Material provided |
*-*-*
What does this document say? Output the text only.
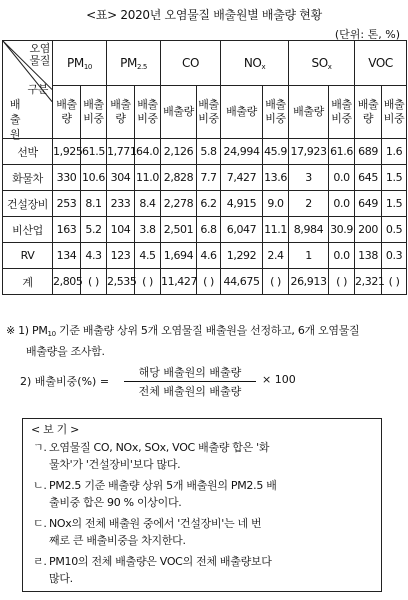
<표> 2020년 오염물질 배출원별 배출량 현황
(단위: 톤, %)
오염
물질
구분
배출원	$PM_{10}$		$PM_{2.5}$		CO		$NO_x$		$SO_x$		VOC	
	배출량	배출비중	배출량	배출비중	배출량	배출비중	배출량	배출비중	배출량	배출비중	배출량	배출비중
선박	1,925	61.5	1,771	64.0	2,126	5.8	24,994	45.9	17,923	61.6	689	1.6
화물차	330	10.6	304	11.0	2,828	7.7	7,427	13.6	3	0.0	645	1.5
건설장비	253	8.1	233	8.4	2,278	6.2	4,915	9.0	2	0.0	649	1.5
비산업	163	5.2	104	3.8	2,501	6.8	6,047	11.1	8,984	30.9	200	0.5
RV	134	4.3	123	4.5	1,694	4.6	1,292	2.4	1	0.0	138	0.3
계	2,805	( )	2,535	( )	11,427	( )	44,675	( )	26,913	( )	2,321	( )
※ 1) $PM_{10}$ 기준 배출량 상위 5개 오염물질 배출원을 선정하고, 6개 오염물질
배출량을 조사함.
2) 배출비중(%) =
해당 배출원의 배출량
전체 배출원의 배출량
× 100
< 보 기 >
ㄱ. 오염물질 CO, NOx, SOx, VOC 배출량 합은 '화
물차'가 '건설장비'보다 많다.
ㄴ. PM2.5 기준 배출량 상위 5개 배출원의 PM2.5 배
출비중 합은 90 % 이상이다.
ㄷ. NOx의 전체 배출원 중에서 '건설장비'는 네 번
째로 큰 배출비중을 차지한다.
ㄹ. PM10의 전체 배출량은 VOC의 전체 배출량보다
많다.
*-*-*
Problem details |
Output the lines above in full and exactly as given, omitting any pictures.

Solution for this exercise |
What does this document say? Output the text only.
<표> 2020년 오염물질 배출원별 배출량 현황
(단위: 톤, %)
오염
물질
구분
배출원	$PM_{10}$		$PM_{2.5}$		CO		$NO_x$		$SO_x$		VOC	
	배출량	배출비중	배출량	배출비중	배출량	배출비중	배출량	배출비중	배출량	배출비중	배출량	배출비중
선박	1,925	61.5	1,771	64.0	2,126	5.8	24,994	45.9	17,923	61.6	689	1.6
화물차	330	10.6	304	11.0	2,828	7.7	7,427	13.6	3	0.0	645	1.5
건설장비	253	8.1	233	8.4	2,278	6.2	4,915	9.0	2	0.0	649	1.5
비산업	163	5.2	104	3.8	2,501	6.8	6,047	11.1	8,984	30.9	200	0.5
RV	134	4.3	123	4.5	1,694	4.6	1,292	2.4	1	0.0	138	0.3
계	2,805	( )	2,535	( )	11,427	( )	44,675	( )	26,913	( )	2,321	( )
※ 1) $PM_{10}$ 기준 배출량 상위 5개 오염물질 배출원을 선정하고, 6개 오염물질
배출량을 조사함.
2) 배출비중(%) =
해당 배출원의 배출량
전체 배출원의 배출량
× 100
< 보 기 >
ㄱ. 오염물질 CO, NOx, SOx, VOC 배출량 합은 '화
물차'가 '건설장비'보다 많다.
ㄴ. PM2.5 기준 배출량 상위 5개 배출원의 PM2.5 배
출비중 합은 90 % 이상이다.
ㄷ. NOx의 전체 배출원 중에서 '건설장비'는 네 번
째로 큰 배출비중을 차지한다.
ㄹ. PM10의 전체 배출량은 VOC의 전체 배출량보다
많다.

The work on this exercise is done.